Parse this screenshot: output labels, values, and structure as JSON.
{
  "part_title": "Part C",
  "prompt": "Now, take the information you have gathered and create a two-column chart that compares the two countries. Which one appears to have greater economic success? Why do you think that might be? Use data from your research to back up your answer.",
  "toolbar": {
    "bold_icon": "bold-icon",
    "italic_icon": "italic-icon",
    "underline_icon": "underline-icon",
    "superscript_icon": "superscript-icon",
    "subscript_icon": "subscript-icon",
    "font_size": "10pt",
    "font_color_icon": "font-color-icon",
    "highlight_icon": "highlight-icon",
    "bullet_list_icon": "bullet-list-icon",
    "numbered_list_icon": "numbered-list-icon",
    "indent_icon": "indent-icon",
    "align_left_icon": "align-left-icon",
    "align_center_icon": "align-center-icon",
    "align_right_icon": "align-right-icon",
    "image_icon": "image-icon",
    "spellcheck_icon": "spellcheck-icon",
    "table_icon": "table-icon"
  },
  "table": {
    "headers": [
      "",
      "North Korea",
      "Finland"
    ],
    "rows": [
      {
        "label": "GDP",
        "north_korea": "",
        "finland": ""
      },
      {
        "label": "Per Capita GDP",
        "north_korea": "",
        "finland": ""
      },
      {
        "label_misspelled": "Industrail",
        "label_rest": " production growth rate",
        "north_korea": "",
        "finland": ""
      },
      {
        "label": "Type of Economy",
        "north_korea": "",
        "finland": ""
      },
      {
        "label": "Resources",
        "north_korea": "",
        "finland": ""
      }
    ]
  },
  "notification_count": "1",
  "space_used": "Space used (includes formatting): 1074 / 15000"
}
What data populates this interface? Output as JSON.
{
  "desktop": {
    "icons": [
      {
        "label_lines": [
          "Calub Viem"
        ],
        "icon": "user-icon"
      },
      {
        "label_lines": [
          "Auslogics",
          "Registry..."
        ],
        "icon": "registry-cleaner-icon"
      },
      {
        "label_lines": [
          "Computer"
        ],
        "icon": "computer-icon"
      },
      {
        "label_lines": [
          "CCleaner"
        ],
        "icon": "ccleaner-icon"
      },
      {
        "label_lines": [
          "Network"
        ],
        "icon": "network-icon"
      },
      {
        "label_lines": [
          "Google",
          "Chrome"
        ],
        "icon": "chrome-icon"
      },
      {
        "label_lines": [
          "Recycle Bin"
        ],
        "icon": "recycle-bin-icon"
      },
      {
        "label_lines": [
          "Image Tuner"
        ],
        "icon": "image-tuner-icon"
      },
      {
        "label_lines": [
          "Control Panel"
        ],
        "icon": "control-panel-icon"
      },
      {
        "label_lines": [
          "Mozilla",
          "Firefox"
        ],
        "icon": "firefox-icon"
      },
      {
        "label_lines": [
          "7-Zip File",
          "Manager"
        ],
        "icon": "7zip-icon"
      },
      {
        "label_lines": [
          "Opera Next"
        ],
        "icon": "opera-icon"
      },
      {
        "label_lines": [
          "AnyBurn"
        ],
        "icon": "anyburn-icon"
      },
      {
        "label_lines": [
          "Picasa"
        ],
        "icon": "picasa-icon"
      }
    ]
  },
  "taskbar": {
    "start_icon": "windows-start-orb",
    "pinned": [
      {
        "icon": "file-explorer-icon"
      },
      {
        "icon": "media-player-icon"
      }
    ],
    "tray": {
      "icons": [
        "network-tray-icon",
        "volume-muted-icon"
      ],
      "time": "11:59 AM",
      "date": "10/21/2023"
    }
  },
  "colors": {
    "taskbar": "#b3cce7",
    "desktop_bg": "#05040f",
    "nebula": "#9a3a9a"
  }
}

##########

What the exercise asks:
Retype the material in full, character for character.

Expected output:
Parse this screenshot: output labels, values, and structure as JSON.
{
  "part_title": "Part C",
  "prompt": "Now, take the information you have gathered and create a two-column chart that compares the two countries. Which one appears to have greater economic success? Why do you think that might be? Use data from your research to back up your answer.",
  "toolbar": {
    "bold_icon": "bold-icon",
    "italic_icon": "italic-icon",
    "underline_icon": "underline-icon",
    "superscript_icon": "superscript-icon",
    "subscript_icon": "subscript-icon",
    "font_size": "10pt",
    "font_color_icon": "font-color-icon",
    "highlight_icon": "highlight-icon",
    "bullet_list_icon": "bullet-list-icon",
    "numbered_list_icon": "numbered-list-icon",
    "indent_icon": "indent-icon",
    "align_left_icon": "align-left-icon",
    "align_center_icon": "align-center-icon",
    "align_right_icon": "align-right-icon",
    "image_icon": "image-icon",
    "spellcheck_icon": "spellcheck-icon",
    "table_icon": "table-icon"
  },
  "table": {
    "headers": [
      "",
      "North Korea",
      "Finland"
    ],
    "rows": [
      {
        "label": "GDP",
        "north_korea": "",
        "finland": ""
      },
      {
        "label": "Per Capita GDP",
        "north_korea": "",
        "finland": ""
      },
      {
        "label_misspelled": "Industrail",
        "label_rest": " production growth rate",
        "north_korea": "",
        "finland": ""
      },
      {
        "label": "Type of Economy",
        "north_korea": "",
        "finland": ""
      },
      {
        "label": "Resources",
        "north_korea": "",
        "finland": ""
      }
    ]
  },
  "notification_count": "1",
  "space_used": "Space used (includes formatting): 1074 / 15000"
}
What data populates this interface? Output as JSON.
{
  "desktop": {
    "icons": [
      {
        "label_lines": [
          "Calub Viem"
        ],
        "icon": "user-icon"
      },
      {
        "label_lines": [
          "Auslogics",
          "Registry..."
        ],
        "icon": "registry-cleaner-icon"
      },
      {
        "label_lines": [
          "Computer"
        ],
        "icon": "computer-icon"
      },
      {
        "label_lines": [
          "CCleaner"
        ],
        "icon": "ccleaner-icon"
      },
      {
        "label_lines": [
          "Network"
        ],
        "icon": "network-icon"
      },
      {
        "label_lines": [
          "Google",
          "Chrome"
        ],
        "icon": "chrome-icon"
      },
      {
        "label_lines": [
          "Recycle Bin"
        ],
        "icon": "recycle-bin-icon"
      },
      {
        "label_lines": [
          "Image Tuner"
        ],
        "icon": "image-tuner-icon"
      },
      {
        "label_lines": [
          "Control Panel"
        ],
        "icon": "control-panel-icon"
      },
      {
        "label_lines": [
          "Mozilla",
          "Firefox"
        ],
        "icon": "firefox-icon"
      },
      {
        "label_lines": [
          "7-Zip File",
          "Manager"
        ],
        "icon": "7zip-icon"
      },
      {
        "label_lines": [
          "Opera Next"
        ],
        "icon": "opera-icon"
      },
      {
        "label_lines": [
          "AnyBurn"
        ],
        "icon": "anyburn-icon"
      },
      {
        "label_lines": [
          "Picasa"
        ],
        "icon": "picasa-icon"
      }
    ]
  },
  "taskbar": {
    "start_icon": "windows-start-orb",
    "pinned": [
      {
        "icon": "file-explorer-icon"
      },
      {
        "icon": "media-player-icon"
      }
    ],
    "tray": {
      "icons": [
        "network-tray-icon",
        "volume-muted-icon"
      ],
      "time": "11:59 AM",
      "date": "10/21/2023"
    }
  },
  "colors": {
    "taskbar": "#b3cce7",
    "desktop_bg": "#05040f",
    "nebula": "#9a3a9a"
  }
}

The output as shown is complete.